(Data records)

┏━━

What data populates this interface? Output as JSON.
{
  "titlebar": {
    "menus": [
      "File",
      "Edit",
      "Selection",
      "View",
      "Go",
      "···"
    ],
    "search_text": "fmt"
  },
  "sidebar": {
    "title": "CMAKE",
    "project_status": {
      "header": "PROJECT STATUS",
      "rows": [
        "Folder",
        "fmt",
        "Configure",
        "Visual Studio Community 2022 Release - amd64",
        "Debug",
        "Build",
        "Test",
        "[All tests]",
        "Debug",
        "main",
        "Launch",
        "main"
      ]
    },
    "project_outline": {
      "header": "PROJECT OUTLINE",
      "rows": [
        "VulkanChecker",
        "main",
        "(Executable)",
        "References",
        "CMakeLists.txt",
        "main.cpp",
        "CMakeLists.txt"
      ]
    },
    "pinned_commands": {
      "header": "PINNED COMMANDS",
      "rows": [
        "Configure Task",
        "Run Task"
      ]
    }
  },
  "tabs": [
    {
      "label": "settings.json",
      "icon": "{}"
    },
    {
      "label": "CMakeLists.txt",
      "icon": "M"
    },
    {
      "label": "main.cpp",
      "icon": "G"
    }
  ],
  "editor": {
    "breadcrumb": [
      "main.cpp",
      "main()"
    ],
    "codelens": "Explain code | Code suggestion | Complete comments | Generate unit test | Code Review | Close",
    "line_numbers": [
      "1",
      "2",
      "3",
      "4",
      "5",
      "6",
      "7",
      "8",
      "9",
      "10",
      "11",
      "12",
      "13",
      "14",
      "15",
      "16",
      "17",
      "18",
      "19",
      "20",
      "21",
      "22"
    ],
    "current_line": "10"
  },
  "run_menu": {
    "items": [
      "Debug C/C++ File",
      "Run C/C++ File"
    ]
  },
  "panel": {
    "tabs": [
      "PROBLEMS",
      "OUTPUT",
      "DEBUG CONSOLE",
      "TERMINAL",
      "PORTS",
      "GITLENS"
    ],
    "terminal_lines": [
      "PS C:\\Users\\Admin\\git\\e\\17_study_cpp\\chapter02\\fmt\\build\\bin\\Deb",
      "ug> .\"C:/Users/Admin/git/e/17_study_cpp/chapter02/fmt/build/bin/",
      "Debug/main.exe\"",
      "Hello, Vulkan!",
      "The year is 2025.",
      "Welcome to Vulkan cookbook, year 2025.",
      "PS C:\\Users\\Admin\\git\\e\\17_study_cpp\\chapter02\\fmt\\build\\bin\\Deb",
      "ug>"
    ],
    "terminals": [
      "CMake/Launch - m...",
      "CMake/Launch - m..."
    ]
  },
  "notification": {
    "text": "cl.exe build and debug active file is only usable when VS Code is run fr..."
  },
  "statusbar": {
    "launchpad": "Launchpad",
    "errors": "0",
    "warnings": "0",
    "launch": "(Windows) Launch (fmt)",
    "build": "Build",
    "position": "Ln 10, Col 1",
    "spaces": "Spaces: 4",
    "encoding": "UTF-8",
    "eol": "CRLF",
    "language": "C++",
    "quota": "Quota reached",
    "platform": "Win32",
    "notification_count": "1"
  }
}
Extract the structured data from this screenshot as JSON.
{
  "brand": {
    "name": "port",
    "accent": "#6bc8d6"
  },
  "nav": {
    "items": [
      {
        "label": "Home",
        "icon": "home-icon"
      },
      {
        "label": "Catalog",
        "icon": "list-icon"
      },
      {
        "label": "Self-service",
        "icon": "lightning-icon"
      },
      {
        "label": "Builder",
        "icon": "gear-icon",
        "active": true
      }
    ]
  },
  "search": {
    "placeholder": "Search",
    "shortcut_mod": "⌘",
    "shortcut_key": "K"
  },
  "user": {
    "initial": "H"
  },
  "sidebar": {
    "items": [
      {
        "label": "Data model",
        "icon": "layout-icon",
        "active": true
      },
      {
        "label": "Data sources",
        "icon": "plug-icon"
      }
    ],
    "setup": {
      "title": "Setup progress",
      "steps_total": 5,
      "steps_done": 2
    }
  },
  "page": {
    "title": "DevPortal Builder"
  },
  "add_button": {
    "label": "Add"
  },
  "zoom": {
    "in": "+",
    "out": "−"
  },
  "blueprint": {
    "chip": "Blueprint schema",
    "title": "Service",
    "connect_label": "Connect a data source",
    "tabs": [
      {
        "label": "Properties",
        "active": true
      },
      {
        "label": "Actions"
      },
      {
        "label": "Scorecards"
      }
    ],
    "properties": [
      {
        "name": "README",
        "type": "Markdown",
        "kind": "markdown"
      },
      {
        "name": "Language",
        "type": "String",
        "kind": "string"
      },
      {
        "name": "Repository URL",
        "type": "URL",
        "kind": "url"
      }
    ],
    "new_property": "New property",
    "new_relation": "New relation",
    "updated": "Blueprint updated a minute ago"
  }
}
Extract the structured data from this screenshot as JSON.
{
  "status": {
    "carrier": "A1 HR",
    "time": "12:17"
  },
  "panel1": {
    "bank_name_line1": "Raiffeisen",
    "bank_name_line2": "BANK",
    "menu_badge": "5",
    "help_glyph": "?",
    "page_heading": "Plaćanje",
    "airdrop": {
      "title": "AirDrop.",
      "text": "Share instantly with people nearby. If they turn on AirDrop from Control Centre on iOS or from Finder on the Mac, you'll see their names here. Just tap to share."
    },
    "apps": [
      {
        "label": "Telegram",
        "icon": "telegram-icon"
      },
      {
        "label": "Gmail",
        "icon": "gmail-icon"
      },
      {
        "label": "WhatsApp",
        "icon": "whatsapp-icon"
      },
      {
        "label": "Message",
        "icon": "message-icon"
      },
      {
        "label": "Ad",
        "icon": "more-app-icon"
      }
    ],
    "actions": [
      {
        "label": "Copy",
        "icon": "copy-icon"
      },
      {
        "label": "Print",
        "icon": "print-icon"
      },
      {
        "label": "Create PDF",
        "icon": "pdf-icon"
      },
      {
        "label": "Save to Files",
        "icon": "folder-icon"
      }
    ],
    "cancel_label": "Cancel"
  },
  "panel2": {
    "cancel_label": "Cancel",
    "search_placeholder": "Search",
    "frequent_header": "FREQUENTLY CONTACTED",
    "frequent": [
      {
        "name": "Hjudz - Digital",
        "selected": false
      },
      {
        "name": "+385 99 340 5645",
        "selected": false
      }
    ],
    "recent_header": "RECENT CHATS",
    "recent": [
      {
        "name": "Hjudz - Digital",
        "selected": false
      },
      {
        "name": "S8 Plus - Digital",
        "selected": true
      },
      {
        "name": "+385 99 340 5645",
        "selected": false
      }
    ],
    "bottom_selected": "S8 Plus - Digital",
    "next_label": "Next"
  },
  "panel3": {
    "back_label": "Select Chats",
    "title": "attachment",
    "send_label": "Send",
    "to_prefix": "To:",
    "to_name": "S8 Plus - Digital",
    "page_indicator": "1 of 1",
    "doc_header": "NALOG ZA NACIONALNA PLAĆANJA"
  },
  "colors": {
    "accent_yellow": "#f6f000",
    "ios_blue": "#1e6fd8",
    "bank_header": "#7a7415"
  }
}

┗━━

• Your task:
Emit the records above again, exactly, with no line skipped.

• Result:
What data populates this interface? Output as JSON.
{
  "titlebar": {
    "menus": [
      "File",
      "Edit",
      "Selection",
      "View",
      "Go",
      "···"
    ],
    "search_text": "fmt"
  },
  "sidebar": {
    "title": "CMAKE",
    "project_status": {
      "header": "PROJECT STATUS",
      "rows": [
        "Folder",
        "fmt",
        "Configure",
        "Visual Studio Community 2022 Release - amd64",
        "Debug",
        "Build",
        "Test",
        "[All tests]",
        "Debug",
        "main",
        "Launch",
        "main"
      ]
    },
    "project_outline": {
      "header": "PROJECT OUTLINE",
      "rows": [
        "VulkanChecker",
        "main",
        "(Executable)",
        "References",
        "CMakeLists.txt",
        "main.cpp",
        "CMakeLists.txt"
      ]
    },
    "pinned_commands": {
      "header": "PINNED COMMANDS",
      "rows": [
        "Configure Task",
        "Run Task"
      ]
    }
  },
  "tabs": [
    {
      "label": "settings.json",
      "icon": "{}"
    },
    {
      "label": "CMakeLists.txt",
      "icon": "M"
    },
    {
      "label": "main.cpp",
      "icon": "G"
    }
  ],
  "editor": {
    "breadcrumb": [
      "main.cpp",
      "main()"
    ],
    "codelens": "Explain code | Code suggestion | Complete comments | Generate unit test | Code Review | Close",
    "line_numbers": [
      "1",
      "2",
      "3",
      "4",
      "5",
      "6",
      "7",
      "8",
      "9",
      "10",
      "11",
      "12",
      "13",
      "14",
      "15",
      "16",
      "17",
      "18",
      "19",
      "20",
      "21",
      "22"
    ],
    "current_line": "10"
  },
  "run_menu": {
    "items": [
      "Debug C/C++ File",
      "Run C/C++ File"
    ]
  },
  "panel": {
    "tabs": [
      "PROBLEMS",
      "OUTPUT",
      "DEBUG CONSOLE",
      "TERMINAL",
      "PORTS",
      "GITLENS"
    ],
    "terminal_lines": [
      "PS C:\\Users\\Admin\\git\\e\\17_study_cpp\\chapter02\\fmt\\build\\bin\\Deb",
      "ug> .\"C:/Users/Admin/git/e/17_study_cpp/chapter02/fmt/build/bin/",
      "Debug/main.exe\"",
      "Hello, Vulkan!",
      "The year is 2025.",
      "Welcome to Vulkan cookbook, year 2025.",
      "PS C:\\Users\\Admin\\git\\e\\17_study_cpp\\chapter02\\fmt\\build\\bin\\Deb",
      "ug>"
    ],
    "terminals": [
      "CMake/Launch - m...",
      "CMake/Launch - m..."
    ]
  },
  "notification": {
    "text": "cl.exe build and debug active file is only usable when VS Code is run fr..."
  },
  "statusbar": {
    "launchpad": "Launchpad",
    "errors": "0",
    "warnings": "0",
    "launch": "(Windows) Launch (fmt)",
    "build": "Build",
    "position": "Ln 10, Col 1",
    "spaces": "Spaces: 4",
    "encoding": "UTF-8",
    "eol": "CRLF",
    "language": "C++",
    "quota": "Quota reached",
    "platform": "Win32",
    "notification_count": "1"
  }
}
Extract the structured data from this screenshot as JSON.
{
  "brand": {
    "name": "port",
    "accent": "#6bc8d6"
  },
  "nav": {
    "items": [
      {
        "label": "Home",
        "icon": "home-icon"
      },
      {
        "label": "Catalog",
        "icon": "list-icon"
      },
      {
        "label": "Self-service",
        "icon": "lightning-icon"
      },
      {
        "label": "Builder",
        "icon": "gear-icon",
        "active": true
      }
    ]
  },
  "search": {
    "placeholder": "Search",
    "shortcut_mod": "⌘",
    "shortcut_key": "K"
  },
  "user": {
    "initial": "H"
  },
  "sidebar": {
    "items": [
      {
        "label": "Data model",
        "icon": "layout-icon",
        "active": true
      },
      {
        "label": "Data sources",
        "icon": "plug-icon"
      }
    ],
    "setup": {
      "title": "Setup progress",
      "steps_total": 5,
      "steps_done": 2
    }
  },
  "page": {
    "title": "DevPortal Builder"
  },
  "add_button": {
    "label": "Add"
  },
  "zoom": {
    "in": "+",
    "out": "−"
  },
  "blueprint": {
    "chip": "Blueprint schema",
    "title": "Service",
    "connect_label": "Connect a data source",
    "tabs": [
      {
        "label": "Properties",
        "active": true
      },
      {
        "label": "Actions"
      },
      {
        "label": "Scorecards"
      }
    ],
    "properties": [
      {
        "name": "README",
        "type": "Markdown",
        "kind": "markdown"
      },
      {
        "name": "Language",
        "type": "String",
        "kind": "string"
      },
      {
        "name": "Repository URL",
        "type": "URL",
        "kind": "url"
      }
    ],
    "new_property": "New property",
    "new_relation": "New relation",
    "updated": "Blueprint updated a minute ago"
  }
}
Extract the structured data from this screenshot as JSON.
{
  "status": {
    "carrier": "A1 HR",
    "time": "12:17"
  },
  "panel1": {
    "bank_name_line1": "Raiffeisen",
    "bank_name_line2": "BANK",
    "menu_badge": "5",
    "help_glyph": "?",
    "page_heading": "Plaćanje",
    "airdrop": {
      "title": "AirDrop.",
      "text": "Share instantly with people nearby. If they turn on AirDrop from Control Centre on iOS or from Finder on the Mac, you'll see their names here. Just tap to share."
    },
    "apps": [
      {
        "label": "Telegram",
        "icon": "telegram-icon"
      },
      {
        "label": "Gmail",
        "icon": "gmail-icon"
      },
      {
        "label": "WhatsApp",
        "icon": "whatsapp-icon"
      },
      {
        "label": "Message",
        "icon": "message-icon"
      },
      {
        "label": "Ad",
        "icon": "more-app-icon"
      }
    ],
    "actions": [
      {
        "label": "Copy",
        "icon": "copy-icon"
      },
      {
        "label": "Print",
        "icon": "print-icon"
      },
      {
        "label": "Create PDF",
        "icon": "pdf-icon"
      },
      {
        "label": "Save to Files",
        "icon": "folder-icon"
      }
    ],
    "cancel_label": "Cancel"
  },
  "panel2": {
    "cancel_label": "Cancel",
    "search_placeholder": "Search",
    "frequent_header": "FREQUENTLY CONTACTED",
    "frequent": [
      {
        "name": "Hjudz - Digital",
        "selected": false
      },
      {
        "name": "+385 99 340 5645",
        "selected": false
      }
    ],
    "recent_header": "RECENT CHATS",
    "recent": [
      {
        "name": "Hjudz - Digital",
        "selected": false
      },
      {
        "name": "S8 Plus - Digital",
        "selected": true
      },
      {
        "name": "+385 99 340 5645",
        "selected": false
      }
    ],
    "bottom_selected": "S8 Plus - Digital",
    "next_label": "Next"
  },
  "panel3": {
    "back_label": "Select Chats",
    "title": "attachment",
    "send_label": "Send",
    "to_prefix": "To:",
    "to_name": "S8 Plus - Digital",
    "page_indicator": "1 of 1",
    "doc_header": "NALOG ZA NACIONALNA PLAĆANJA"
  },
  "colors": {
    "accent_yellow": "#f6f000",
    "ios_blue": "#1e6fd8",
    "bank_header": "#7a7415"
  }
}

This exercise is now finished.